- _DIRECTIONS_: Gather up all lines that carry the word "name".

:::::

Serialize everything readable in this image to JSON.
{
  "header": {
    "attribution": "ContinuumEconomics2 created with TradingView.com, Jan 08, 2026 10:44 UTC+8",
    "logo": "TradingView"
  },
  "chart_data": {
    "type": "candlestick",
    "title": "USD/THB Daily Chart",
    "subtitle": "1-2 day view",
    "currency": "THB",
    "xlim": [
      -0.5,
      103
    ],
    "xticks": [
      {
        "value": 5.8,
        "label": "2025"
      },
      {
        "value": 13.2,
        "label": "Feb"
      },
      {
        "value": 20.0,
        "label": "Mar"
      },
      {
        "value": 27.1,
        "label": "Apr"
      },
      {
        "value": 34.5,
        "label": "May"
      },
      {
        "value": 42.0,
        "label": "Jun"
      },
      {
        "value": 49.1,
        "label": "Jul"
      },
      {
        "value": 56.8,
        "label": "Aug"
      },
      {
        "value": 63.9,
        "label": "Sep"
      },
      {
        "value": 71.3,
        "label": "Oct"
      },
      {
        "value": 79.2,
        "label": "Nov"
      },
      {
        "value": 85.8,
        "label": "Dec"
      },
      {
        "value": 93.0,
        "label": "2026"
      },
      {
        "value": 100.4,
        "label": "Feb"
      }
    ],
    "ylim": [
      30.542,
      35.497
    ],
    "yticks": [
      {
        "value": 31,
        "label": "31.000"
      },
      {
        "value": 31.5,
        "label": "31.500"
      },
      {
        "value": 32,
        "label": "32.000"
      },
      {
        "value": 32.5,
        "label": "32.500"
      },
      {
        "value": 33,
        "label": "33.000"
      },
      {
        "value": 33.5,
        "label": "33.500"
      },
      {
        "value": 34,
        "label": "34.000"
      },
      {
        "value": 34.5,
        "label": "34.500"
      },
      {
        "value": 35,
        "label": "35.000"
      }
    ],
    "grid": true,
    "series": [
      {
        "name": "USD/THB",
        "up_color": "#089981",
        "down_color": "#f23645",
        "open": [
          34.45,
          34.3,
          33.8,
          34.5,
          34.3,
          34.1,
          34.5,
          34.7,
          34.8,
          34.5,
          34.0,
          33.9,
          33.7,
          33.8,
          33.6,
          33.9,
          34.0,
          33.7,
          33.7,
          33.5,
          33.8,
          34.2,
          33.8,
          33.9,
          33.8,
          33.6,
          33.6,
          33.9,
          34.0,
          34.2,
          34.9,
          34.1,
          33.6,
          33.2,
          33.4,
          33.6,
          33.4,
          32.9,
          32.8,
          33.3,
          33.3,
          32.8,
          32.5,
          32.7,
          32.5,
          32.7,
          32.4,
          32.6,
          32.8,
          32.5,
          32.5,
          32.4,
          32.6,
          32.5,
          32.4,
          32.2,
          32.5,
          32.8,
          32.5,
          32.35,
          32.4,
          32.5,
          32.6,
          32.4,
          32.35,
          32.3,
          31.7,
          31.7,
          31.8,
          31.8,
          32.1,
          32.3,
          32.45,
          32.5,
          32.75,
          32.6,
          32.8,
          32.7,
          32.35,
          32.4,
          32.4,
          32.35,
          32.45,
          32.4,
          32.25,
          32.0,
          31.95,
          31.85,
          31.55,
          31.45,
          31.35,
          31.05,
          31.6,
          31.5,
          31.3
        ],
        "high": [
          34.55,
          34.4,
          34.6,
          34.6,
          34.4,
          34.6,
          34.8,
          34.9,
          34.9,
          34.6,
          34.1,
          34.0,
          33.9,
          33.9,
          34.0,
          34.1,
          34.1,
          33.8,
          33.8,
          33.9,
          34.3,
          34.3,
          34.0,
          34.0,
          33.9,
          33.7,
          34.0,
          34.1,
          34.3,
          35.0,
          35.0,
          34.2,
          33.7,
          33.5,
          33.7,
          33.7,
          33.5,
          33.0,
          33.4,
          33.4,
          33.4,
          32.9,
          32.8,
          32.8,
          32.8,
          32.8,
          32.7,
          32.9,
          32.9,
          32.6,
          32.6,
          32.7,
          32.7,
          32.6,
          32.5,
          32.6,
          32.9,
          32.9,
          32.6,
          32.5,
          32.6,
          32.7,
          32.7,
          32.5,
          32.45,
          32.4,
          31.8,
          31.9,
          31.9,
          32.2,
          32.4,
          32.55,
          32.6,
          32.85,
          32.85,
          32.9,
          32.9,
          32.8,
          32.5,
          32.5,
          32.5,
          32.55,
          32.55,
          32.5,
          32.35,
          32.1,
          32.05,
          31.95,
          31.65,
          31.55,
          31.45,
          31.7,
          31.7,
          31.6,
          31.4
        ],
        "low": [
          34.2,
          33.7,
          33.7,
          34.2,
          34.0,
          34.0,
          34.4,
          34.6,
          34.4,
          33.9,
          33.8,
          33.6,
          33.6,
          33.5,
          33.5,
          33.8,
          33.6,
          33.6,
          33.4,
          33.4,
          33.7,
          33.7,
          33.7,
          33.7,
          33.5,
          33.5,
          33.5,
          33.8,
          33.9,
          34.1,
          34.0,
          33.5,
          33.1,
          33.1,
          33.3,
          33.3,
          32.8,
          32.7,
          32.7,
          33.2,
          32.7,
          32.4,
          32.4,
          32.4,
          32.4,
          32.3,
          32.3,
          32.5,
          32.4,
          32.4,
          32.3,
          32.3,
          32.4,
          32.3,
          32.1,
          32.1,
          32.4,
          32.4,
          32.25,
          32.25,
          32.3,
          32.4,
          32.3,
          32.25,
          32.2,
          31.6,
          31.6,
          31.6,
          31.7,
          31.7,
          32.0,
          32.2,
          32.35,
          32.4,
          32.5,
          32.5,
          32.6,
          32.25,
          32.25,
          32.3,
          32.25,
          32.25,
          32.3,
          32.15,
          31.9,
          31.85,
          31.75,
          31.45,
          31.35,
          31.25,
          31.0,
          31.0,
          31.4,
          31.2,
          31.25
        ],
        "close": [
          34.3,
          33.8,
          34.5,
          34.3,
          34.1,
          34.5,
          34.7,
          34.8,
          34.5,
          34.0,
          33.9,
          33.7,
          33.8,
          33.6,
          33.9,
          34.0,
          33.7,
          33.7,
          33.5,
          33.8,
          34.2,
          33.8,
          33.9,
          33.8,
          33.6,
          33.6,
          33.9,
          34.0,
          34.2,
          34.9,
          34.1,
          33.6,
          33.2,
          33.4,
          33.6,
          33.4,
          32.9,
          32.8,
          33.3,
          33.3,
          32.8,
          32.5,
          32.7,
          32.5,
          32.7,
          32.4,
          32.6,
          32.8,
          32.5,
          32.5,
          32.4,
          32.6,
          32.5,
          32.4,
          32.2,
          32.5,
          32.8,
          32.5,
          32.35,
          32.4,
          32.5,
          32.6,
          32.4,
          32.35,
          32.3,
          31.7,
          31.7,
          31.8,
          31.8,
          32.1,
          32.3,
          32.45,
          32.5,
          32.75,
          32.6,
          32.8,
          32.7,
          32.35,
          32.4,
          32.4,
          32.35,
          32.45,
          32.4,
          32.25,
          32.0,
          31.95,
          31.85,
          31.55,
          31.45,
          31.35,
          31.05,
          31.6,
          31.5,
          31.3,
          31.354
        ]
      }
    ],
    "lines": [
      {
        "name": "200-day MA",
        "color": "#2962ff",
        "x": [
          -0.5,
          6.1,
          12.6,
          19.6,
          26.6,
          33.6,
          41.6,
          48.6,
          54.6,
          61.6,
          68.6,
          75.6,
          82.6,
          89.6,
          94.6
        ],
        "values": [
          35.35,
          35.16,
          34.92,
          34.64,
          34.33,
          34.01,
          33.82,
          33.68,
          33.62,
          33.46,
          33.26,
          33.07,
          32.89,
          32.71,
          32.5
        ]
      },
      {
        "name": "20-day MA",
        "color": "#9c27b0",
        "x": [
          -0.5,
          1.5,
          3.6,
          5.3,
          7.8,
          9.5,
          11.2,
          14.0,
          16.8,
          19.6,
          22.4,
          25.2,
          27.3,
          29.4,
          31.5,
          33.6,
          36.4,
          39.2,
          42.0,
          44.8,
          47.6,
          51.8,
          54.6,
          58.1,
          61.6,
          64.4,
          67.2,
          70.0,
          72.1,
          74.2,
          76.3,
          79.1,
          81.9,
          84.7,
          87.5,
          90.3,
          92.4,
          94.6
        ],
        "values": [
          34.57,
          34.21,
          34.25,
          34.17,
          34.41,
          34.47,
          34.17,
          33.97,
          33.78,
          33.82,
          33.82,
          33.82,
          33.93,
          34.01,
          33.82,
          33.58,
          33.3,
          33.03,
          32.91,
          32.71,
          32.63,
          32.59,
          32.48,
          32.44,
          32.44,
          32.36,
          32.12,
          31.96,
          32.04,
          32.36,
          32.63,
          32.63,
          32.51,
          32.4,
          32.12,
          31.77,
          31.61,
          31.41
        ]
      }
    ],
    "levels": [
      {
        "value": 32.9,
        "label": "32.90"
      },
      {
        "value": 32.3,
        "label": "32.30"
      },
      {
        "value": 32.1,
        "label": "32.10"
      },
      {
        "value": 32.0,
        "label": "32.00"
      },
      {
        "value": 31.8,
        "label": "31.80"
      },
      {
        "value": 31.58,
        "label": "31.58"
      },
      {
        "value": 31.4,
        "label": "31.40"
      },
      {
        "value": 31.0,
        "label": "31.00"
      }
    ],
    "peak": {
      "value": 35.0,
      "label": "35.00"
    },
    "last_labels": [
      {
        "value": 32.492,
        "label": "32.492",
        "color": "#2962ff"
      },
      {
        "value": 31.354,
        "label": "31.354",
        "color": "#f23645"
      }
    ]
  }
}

:::::

- _SOLUTION FOR THIS EXERCISE_:
        "name": "USD/THB",
        "name": "200-day MA",
        "name": "20-day MA",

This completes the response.